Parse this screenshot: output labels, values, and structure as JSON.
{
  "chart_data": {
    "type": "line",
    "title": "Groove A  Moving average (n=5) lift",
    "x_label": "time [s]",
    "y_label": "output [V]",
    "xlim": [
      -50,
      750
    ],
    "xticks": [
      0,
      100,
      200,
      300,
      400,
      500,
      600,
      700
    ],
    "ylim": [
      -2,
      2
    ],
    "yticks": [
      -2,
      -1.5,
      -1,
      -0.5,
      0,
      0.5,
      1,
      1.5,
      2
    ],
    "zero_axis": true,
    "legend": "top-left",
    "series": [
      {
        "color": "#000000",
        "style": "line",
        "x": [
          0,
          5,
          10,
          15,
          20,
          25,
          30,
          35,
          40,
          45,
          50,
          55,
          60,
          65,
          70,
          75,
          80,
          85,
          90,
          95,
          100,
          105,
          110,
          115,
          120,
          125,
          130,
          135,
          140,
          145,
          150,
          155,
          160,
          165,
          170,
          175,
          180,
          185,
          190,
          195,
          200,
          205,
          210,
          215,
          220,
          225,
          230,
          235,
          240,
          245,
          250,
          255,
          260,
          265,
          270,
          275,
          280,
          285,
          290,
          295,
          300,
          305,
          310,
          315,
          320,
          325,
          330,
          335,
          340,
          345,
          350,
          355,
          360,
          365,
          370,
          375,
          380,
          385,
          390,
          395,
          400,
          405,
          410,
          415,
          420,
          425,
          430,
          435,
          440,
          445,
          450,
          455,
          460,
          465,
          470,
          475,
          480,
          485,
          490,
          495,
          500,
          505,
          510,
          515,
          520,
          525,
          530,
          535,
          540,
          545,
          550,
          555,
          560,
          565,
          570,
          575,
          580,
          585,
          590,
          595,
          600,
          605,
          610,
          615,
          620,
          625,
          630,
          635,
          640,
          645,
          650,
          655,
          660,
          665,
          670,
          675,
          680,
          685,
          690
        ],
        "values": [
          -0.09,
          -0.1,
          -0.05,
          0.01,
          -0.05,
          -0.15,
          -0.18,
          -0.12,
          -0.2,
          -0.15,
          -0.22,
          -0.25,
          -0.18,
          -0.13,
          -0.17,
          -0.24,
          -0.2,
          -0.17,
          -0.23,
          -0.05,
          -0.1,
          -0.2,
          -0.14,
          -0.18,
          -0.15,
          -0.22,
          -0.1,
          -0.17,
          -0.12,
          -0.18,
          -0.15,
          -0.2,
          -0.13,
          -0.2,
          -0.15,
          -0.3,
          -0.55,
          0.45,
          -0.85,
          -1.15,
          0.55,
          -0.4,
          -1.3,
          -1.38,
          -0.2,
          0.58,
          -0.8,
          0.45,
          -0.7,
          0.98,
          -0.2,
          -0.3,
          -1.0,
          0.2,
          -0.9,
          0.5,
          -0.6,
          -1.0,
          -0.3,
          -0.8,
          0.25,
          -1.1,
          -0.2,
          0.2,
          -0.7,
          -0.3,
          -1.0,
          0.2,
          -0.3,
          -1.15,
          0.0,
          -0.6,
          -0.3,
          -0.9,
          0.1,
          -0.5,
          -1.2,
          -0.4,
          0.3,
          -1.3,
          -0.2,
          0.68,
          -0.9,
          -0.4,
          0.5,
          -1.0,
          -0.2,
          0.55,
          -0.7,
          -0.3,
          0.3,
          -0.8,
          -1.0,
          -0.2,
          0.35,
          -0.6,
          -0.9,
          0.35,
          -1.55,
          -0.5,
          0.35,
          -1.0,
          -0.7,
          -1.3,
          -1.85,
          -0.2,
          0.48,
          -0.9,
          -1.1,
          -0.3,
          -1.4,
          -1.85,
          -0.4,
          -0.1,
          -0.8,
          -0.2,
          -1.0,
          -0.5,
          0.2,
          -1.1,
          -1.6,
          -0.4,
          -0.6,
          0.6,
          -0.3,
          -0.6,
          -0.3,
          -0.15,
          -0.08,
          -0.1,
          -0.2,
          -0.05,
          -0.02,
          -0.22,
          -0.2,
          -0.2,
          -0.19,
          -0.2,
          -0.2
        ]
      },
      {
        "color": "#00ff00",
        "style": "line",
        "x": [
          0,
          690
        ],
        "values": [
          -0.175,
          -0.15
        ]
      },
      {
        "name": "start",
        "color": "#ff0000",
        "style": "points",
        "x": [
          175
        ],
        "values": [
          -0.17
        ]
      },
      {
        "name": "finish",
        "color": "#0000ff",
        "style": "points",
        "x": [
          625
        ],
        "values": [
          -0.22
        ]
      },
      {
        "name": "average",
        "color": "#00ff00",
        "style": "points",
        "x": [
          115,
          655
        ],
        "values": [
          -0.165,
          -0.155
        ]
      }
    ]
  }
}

------

• **REQUIRED WORK**
From the listing above, copy all lines holding the word "average".

• **EXERCISE RESULT**
    "title": "Groove A  Moving average (n=5) lift",
        "name": "average",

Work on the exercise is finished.